***** Information given *****

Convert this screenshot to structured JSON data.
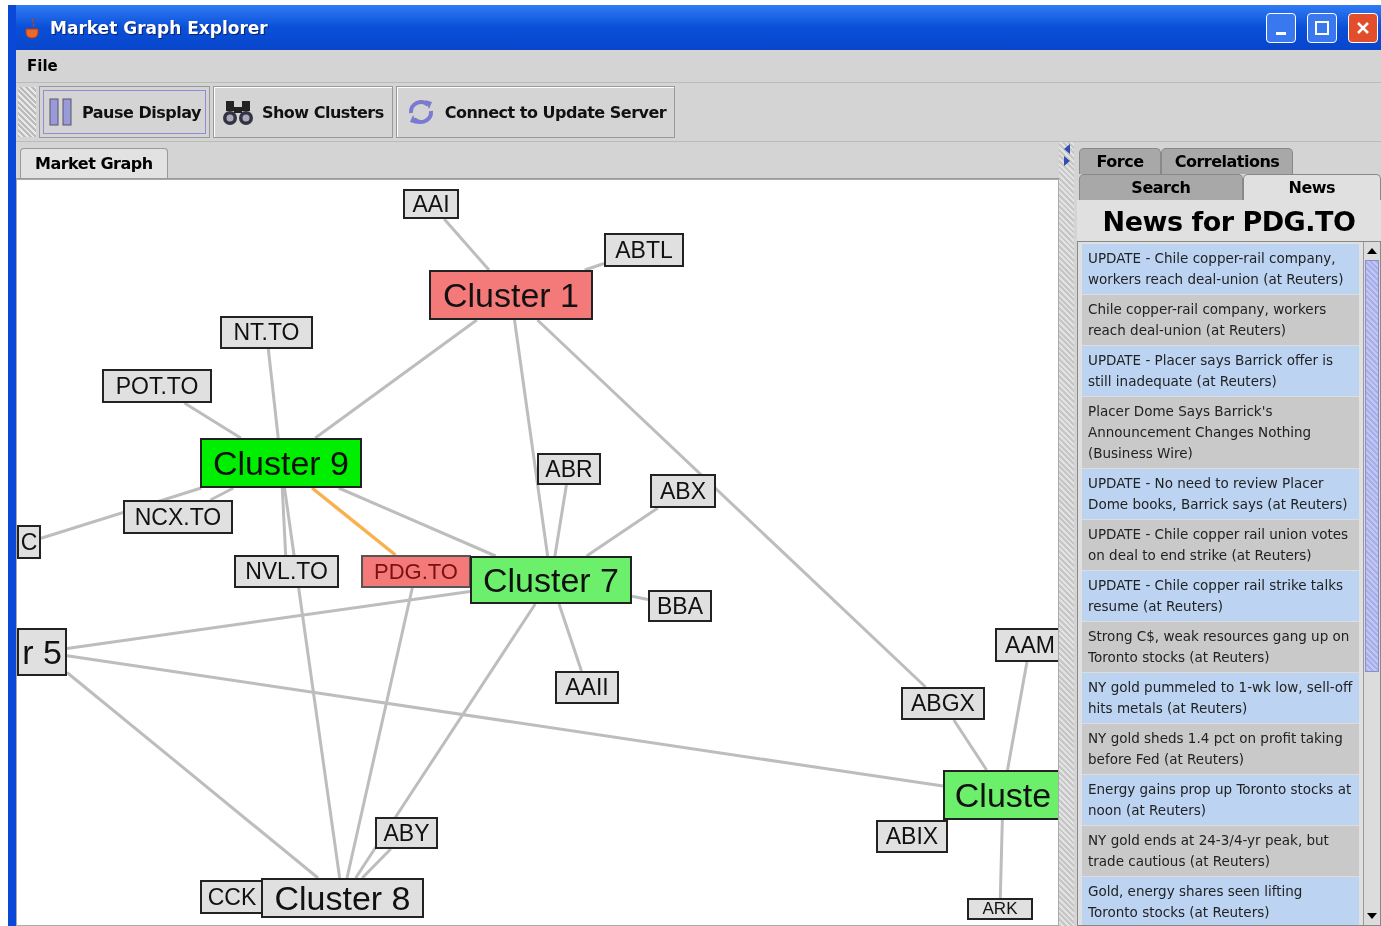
{
  "window": {
    "title": "Market Graph Explorer"
  },
  "menu": [
    "File"
  ],
  "toolbar": [
    {
      "label": "Pause Display",
      "pressed": true
    },
    {
      "label": "Show Clusters",
      "pressed": false
    },
    {
      "label": "Connect to Update Server",
      "pressed": false
    }
  ],
  "left_tabs": [
    {
      "label": "Market Graph",
      "selected": true
    }
  ],
  "graph": {
    "nodes": [
      {
        "label": "AAI",
        "kind": "stock",
        "color": "#e0e0e0",
        "selected": false
      },
      {
        "label": "ABTL",
        "kind": "stock",
        "color": "#e0e0e0",
        "selected": false
      },
      {
        "label": "Cluster 1",
        "kind": "cluster",
        "color": "#f47a7a",
        "selected": false
      },
      {
        "label": "NT.TO",
        "kind": "stock",
        "color": "#e0e0e0",
        "selected": false
      },
      {
        "label": "POT.TO",
        "kind": "stock",
        "color": "#e0e0e0",
        "selected": false
      },
      {
        "label": "Cluster 9",
        "kind": "cluster",
        "color": "#00ee00",
        "selected": false
      },
      {
        "label": "ABR",
        "kind": "stock",
        "color": "#e0e0e0",
        "selected": false
      },
      {
        "label": "ABX",
        "kind": "stock",
        "color": "#e0e0e0",
        "selected": false
      },
      {
        "label": "NCX.TO",
        "kind": "stock",
        "color": "#e0e0e0",
        "selected": false
      },
      {
        "label": "C",
        "kind": "stock",
        "color": "#e0e0e0",
        "selected": false
      },
      {
        "label": "NVL.TO",
        "kind": "stock",
        "color": "#e0e0e0",
        "selected": false
      },
      {
        "label": "PDG.TO",
        "kind": "stock",
        "color": "#f47a7a",
        "selected": true
      },
      {
        "label": "Cluster 7",
        "kind": "cluster",
        "color": "#6cf06c",
        "selected": false
      },
      {
        "label": "BBA",
        "kind": "stock",
        "color": "#e0e0e0",
        "selected": false
      },
      {
        "label": "r 5",
        "kind": "cluster",
        "color": "#e0e0e0",
        "selected": false
      },
      {
        "label": "AAM",
        "kind": "stock",
        "color": "#e0e0e0",
        "selected": false
      },
      {
        "label": "AAII",
        "kind": "stock",
        "color": "#e0e0e0",
        "selected": false
      },
      {
        "label": "ABGX",
        "kind": "stock",
        "color": "#e0e0e0",
        "selected": false
      },
      {
        "label": "Cluste",
        "kind": "cluster",
        "color": "#6cf06c",
        "selected": false
      },
      {
        "label": "ABY",
        "kind": "stock",
        "color": "#e0e0e0",
        "selected": false
      },
      {
        "label": "ABIX",
        "kind": "stock",
        "color": "#e0e0e0",
        "selected": false
      },
      {
        "label": "CCK",
        "kind": "stock",
        "color": "#e0e0e0",
        "selected": false
      },
      {
        "label": "Cluster 8",
        "kind": "cluster",
        "color": "#e0e0e0",
        "selected": false
      },
      {
        "label": "ARK",
        "kind": "stock",
        "color": "#e0e0e0",
        "selected": false
      }
    ]
  },
  "right_tabs": {
    "back_row": [
      {
        "label": "Force",
        "selected": false
      },
      {
        "label": "Correlations",
        "selected": false
      }
    ],
    "front_row": [
      {
        "label": "Search",
        "selected": false
      },
      {
        "label": "News",
        "selected": true
      }
    ]
  },
  "news": {
    "heading": "News for PDG.TO",
    "items": [
      "UPDATE - Chile copper-rail company, workers reach deal-union (at Reuters)",
      "Chile copper-rail company, workers reach deal-union (at Reuters)",
      "UPDATE - Placer says Barrick offer is still inadequate (at Reuters)",
      "Placer Dome Says Barrick's Announcement Changes Nothing (Business Wire)",
      "UPDATE - No need to review Placer Dome books, Barrick says (at Reuters)",
      "UPDATE - Chile copper rail union votes on deal to end strike (at Reuters)",
      "UPDATE - Chile copper rail strike talks resume (at Reuters)",
      "Strong C$, weak resources gang up on Toronto stocks (at Reuters)",
      "NY gold pummeled to 1-wk low, sell-off hits metals (at Reuters)",
      "NY gold sheds 1.4 pct on profit taking before Fed (at Reuters)",
      "Energy gains prop up Toronto stocks at noon (at Reuters)",
      "NY gold ends at 24-3/4-yr peak, but trade cautious (at Reuters)",
      "Gold, energy shares seen lifting Toronto stocks (at Reuters)"
    ]
  }
}
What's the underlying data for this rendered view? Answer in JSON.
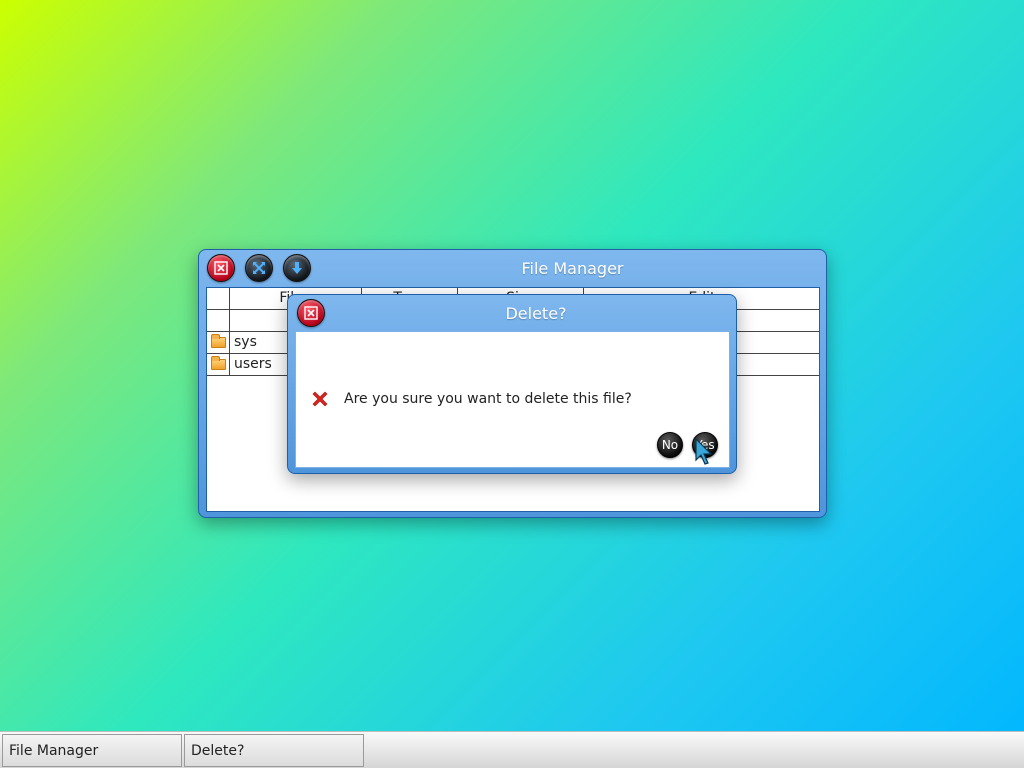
{
  "file_manager": {
    "title": "File Manager",
    "columns": [
      "",
      "Filen",
      "Type",
      "Size",
      "Edit"
    ],
    "rows": [
      {
        "name": ""
      },
      {
        "name": "sys"
      },
      {
        "name": "users"
      }
    ]
  },
  "dialog": {
    "title": "Delete?",
    "message": "Are you sure you want to delete this file?",
    "no_label": "No",
    "yes_label": "Yes"
  },
  "taskbar": {
    "items": [
      {
        "label": "File Manager"
      },
      {
        "label": "Delete?"
      }
    ]
  },
  "colors": {
    "window_title": "#5b9ee3",
    "close_button": "#c0122a",
    "error_icon": "#d9251f"
  }
}
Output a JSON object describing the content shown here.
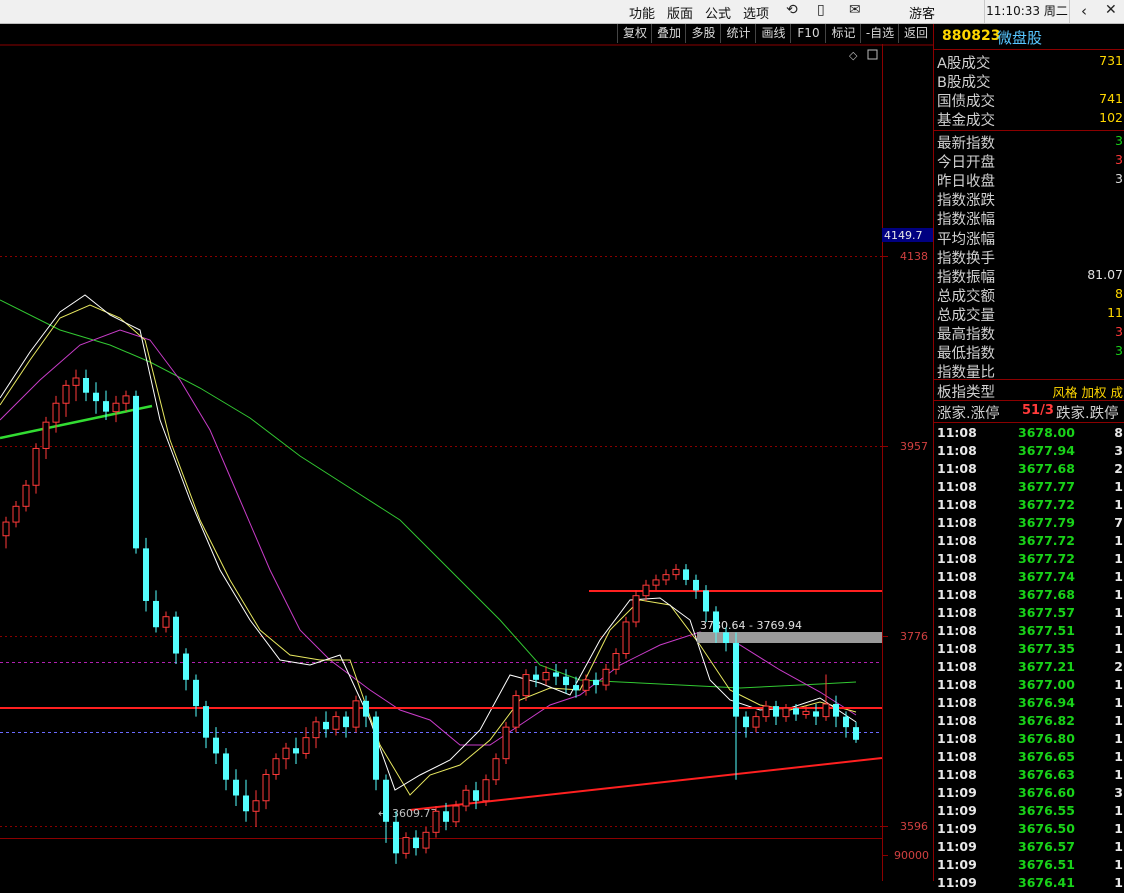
{
  "menu": {
    "items": [
      "功能",
      "版面",
      "公式",
      "选项"
    ],
    "user": "游客",
    "clock": "11:10:33 周二"
  },
  "toolbar": {
    "buttons": [
      "复权",
      "叠加",
      "多股",
      "统计",
      "画线",
      "F10",
      "标记",
      "-自选",
      "返回"
    ]
  },
  "chart_data": {
    "type": "candlestick",
    "y_ticks": [
      "4138",
      "3957",
      "3776",
      "3596"
    ],
    "volume_tick": "90000",
    "price_tag": "4149.7",
    "annotations": {
      "range_label": "3780.64 - 3769.94",
      "low_label": "3609.77"
    },
    "candles": [
      [
        3872,
        3885,
        3860,
        3890
      ],
      [
        3885,
        3900,
        3880,
        3905
      ],
      [
        3900,
        3920,
        3895,
        3925
      ],
      [
        3920,
        3955,
        3912,
        3960
      ],
      [
        3955,
        3980,
        3945,
        3985
      ],
      [
        3980,
        3998,
        3970,
        4005
      ],
      [
        3998,
        4015,
        3985,
        4020
      ],
      [
        4015,
        4022,
        4000,
        4030
      ],
      [
        4022,
        4008,
        4000,
        4030
      ],
      [
        4008,
        4000,
        3988,
        4018
      ],
      [
        4000,
        3990,
        3982,
        4010
      ],
      [
        3990,
        3998,
        3980,
        4005
      ],
      [
        3998,
        4005,
        3990,
        4010
      ],
      [
        4005,
        3860,
        3855,
        4010
      ],
      [
        3860,
        3810,
        3800,
        3870
      ],
      [
        3810,
        3785,
        3780,
        3820
      ],
      [
        3785,
        3795,
        3780,
        3800
      ],
      [
        3795,
        3760,
        3750,
        3800
      ],
      [
        3760,
        3735,
        3725,
        3765
      ],
      [
        3735,
        3710,
        3700,
        3740
      ],
      [
        3710,
        3680,
        3670,
        3715
      ],
      [
        3680,
        3665,
        3655,
        3690
      ],
      [
        3665,
        3640,
        3630,
        3670
      ],
      [
        3640,
        3625,
        3615,
        3650
      ],
      [
        3625,
        3610,
        3600,
        3640
      ],
      [
        3610,
        3620,
        3595,
        3630
      ],
      [
        3620,
        3645,
        3612,
        3650
      ],
      [
        3645,
        3660,
        3640,
        3665
      ],
      [
        3660,
        3670,
        3650,
        3675
      ],
      [
        3670,
        3665,
        3655,
        3680
      ],
      [
        3665,
        3680,
        3660,
        3690
      ],
      [
        3680,
        3695,
        3670,
        3700
      ],
      [
        3695,
        3688,
        3680,
        3705
      ],
      [
        3688,
        3700,
        3682,
        3705
      ],
      [
        3700,
        3690,
        3680,
        3705
      ],
      [
        3690,
        3715,
        3685,
        3720
      ],
      [
        3715,
        3700,
        3690,
        3720
      ],
      [
        3700,
        3640,
        3630,
        3705
      ],
      [
        3640,
        3600,
        3580,
        3645
      ],
      [
        3600,
        3570,
        3560,
        3610
      ],
      [
        3570,
        3585,
        3565,
        3590
      ],
      [
        3585,
        3575,
        3568,
        3592
      ],
      [
        3575,
        3590,
        3570,
        3595
      ],
      [
        3590,
        3610,
        3585,
        3615
      ],
      [
        3610,
        3600,
        3592,
        3618
      ],
      [
        3600,
        3615,
        3595,
        3620
      ],
      [
        3615,
        3630,
        3610,
        3635
      ],
      [
        3630,
        3620,
        3612,
        3638
      ],
      [
        3620,
        3640,
        3615,
        3645
      ],
      [
        3640,
        3660,
        3635,
        3665
      ],
      [
        3660,
        3690,
        3655,
        3695
      ],
      [
        3690,
        3720,
        3685,
        3725
      ],
      [
        3720,
        3740,
        3715,
        3745
      ],
      [
        3740,
        3735,
        3728,
        3748
      ],
      [
        3735,
        3742,
        3730,
        3748
      ],
      [
        3742,
        3738,
        3730,
        3750
      ],
      [
        3738,
        3730,
        3722,
        3745
      ],
      [
        3730,
        3725,
        3718,
        3738
      ],
      [
        3725,
        3735,
        3720,
        3740
      ],
      [
        3735,
        3730,
        3722,
        3742
      ],
      [
        3730,
        3745,
        3725,
        3750
      ],
      [
        3745,
        3760,
        3740,
        3765
      ],
      [
        3760,
        3790,
        3755,
        3795
      ],
      [
        3790,
        3815,
        3785,
        3820
      ],
      [
        3815,
        3825,
        3810,
        3830
      ],
      [
        3825,
        3830,
        3820,
        3835
      ],
      [
        3830,
        3835,
        3825,
        3840
      ],
      [
        3835,
        3840,
        3830,
        3845
      ],
      [
        3840,
        3830,
        3825,
        3845
      ],
      [
        3830,
        3820,
        3812,
        3835
      ],
      [
        3820,
        3800,
        3790,
        3825
      ],
      [
        3800,
        3780,
        3770,
        3805
      ],
      [
        3780,
        3770,
        3762,
        3785
      ],
      [
        3770,
        3700,
        3640,
        3780
      ],
      [
        3700,
        3690,
        3680,
        3705
      ],
      [
        3690,
        3700,
        3685,
        3705
      ],
      [
        3700,
        3710,
        3695,
        3715
      ],
      [
        3710,
        3700,
        3692,
        3715
      ],
      [
        3700,
        3708,
        3695,
        3712
      ],
      [
        3708,
        3702,
        3696,
        3712
      ],
      [
        3702,
        3705,
        3698,
        3710
      ],
      [
        3705,
        3700,
        3692,
        3712
      ],
      [
        3700,
        3712,
        3696,
        3740
      ],
      [
        3712,
        3700,
        3690,
        3720
      ],
      [
        3700,
        3690,
        3680,
        3705
      ],
      [
        3690,
        3678,
        3675,
        3695
      ]
    ]
  },
  "panel": {
    "code": "880823",
    "name": "微盘股",
    "stats1": [
      {
        "label": "A股成交",
        "value": "731",
        "color": "#ffd700"
      },
      {
        "label": "B股成交",
        "value": "",
        "color": "#ffd700"
      },
      {
        "label": "国债成交",
        "value": "741",
        "color": "#ffd700"
      },
      {
        "label": "基金成交",
        "value": "102",
        "color": "#ffd700"
      }
    ],
    "stats2": [
      {
        "label": "最新指数",
        "value": "3",
        "color": "#19d219"
      },
      {
        "label": "今日开盘",
        "value": "3",
        "color": "#ff3a3a"
      },
      {
        "label": "昨日收盘",
        "value": "3",
        "color": "#e0e0e0"
      },
      {
        "label": "指数涨跌",
        "value": "",
        "color": "#19d219"
      },
      {
        "label": "指数涨幅",
        "value": "",
        "color": "#19d219"
      },
      {
        "label": "平均涨幅",
        "value": "",
        "color": "#19d219"
      },
      {
        "label": "指数换手",
        "value": "",
        "color": "#e0e0e0"
      },
      {
        "label": "指数振幅",
        "value": "81.07",
        "color": "#e0e0e0"
      },
      {
        "label": "总成交额",
        "value": "8",
        "color": "#ffd700"
      },
      {
        "label": "总成交量",
        "value": "11",
        "color": "#ffd700"
      },
      {
        "label": "最高指数",
        "value": "3",
        "color": "#ff3a3a"
      },
      {
        "label": "最低指数",
        "value": "3",
        "color": "#19d219"
      },
      {
        "label": "指数量比",
        "value": "",
        "color": "#e0e0e0"
      }
    ],
    "board_type_label": "板指类型",
    "board_type_value": "风格 加权 成",
    "updown_label1": "涨家.涨停",
    "updown_value1": "51/3",
    "updown_label2": "跌家.跌停",
    "ticks": [
      {
        "t": "11:08",
        "p": "3678.00",
        "v": "8"
      },
      {
        "t": "11:08",
        "p": "3677.94",
        "v": "3"
      },
      {
        "t": "11:08",
        "p": "3677.68",
        "v": "2"
      },
      {
        "t": "11:08",
        "p": "3677.77",
        "v": "1"
      },
      {
        "t": "11:08",
        "p": "3677.72",
        "v": "1"
      },
      {
        "t": "11:08",
        "p": "3677.79",
        "v": "7"
      },
      {
        "t": "11:08",
        "p": "3677.72",
        "v": "1"
      },
      {
        "t": "11:08",
        "p": "3677.72",
        "v": "1"
      },
      {
        "t": "11:08",
        "p": "3677.74",
        "v": "1"
      },
      {
        "t": "11:08",
        "p": "3677.68",
        "v": "1"
      },
      {
        "t": "11:08",
        "p": "3677.57",
        "v": "1"
      },
      {
        "t": "11:08",
        "p": "3677.51",
        "v": "1"
      },
      {
        "t": "11:08",
        "p": "3677.35",
        "v": "1"
      },
      {
        "t": "11:08",
        "p": "3677.21",
        "v": "2"
      },
      {
        "t": "11:08",
        "p": "3677.00",
        "v": "1"
      },
      {
        "t": "11:08",
        "p": "3676.94",
        "v": "1"
      },
      {
        "t": "11:08",
        "p": "3676.82",
        "v": "1"
      },
      {
        "t": "11:08",
        "p": "3676.80",
        "v": "1"
      },
      {
        "t": "11:08",
        "p": "3676.65",
        "v": "1"
      },
      {
        "t": "11:08",
        "p": "3676.63",
        "v": "1"
      },
      {
        "t": "11:09",
        "p": "3676.60",
        "v": "3"
      },
      {
        "t": "11:09",
        "p": "3676.55",
        "v": "1"
      },
      {
        "t": "11:09",
        "p": "3676.50",
        "v": "1"
      },
      {
        "t": "11:09",
        "p": "3676.57",
        "v": "1"
      },
      {
        "t": "11:09",
        "p": "3676.51",
        "v": "1"
      },
      {
        "t": "11:09",
        "p": "3676.41",
        "v": "1"
      }
    ]
  }
}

*****

## Task objective
Find every line of the data that holds the string "Barrick", then say how many there are and nothing else.

## Result
3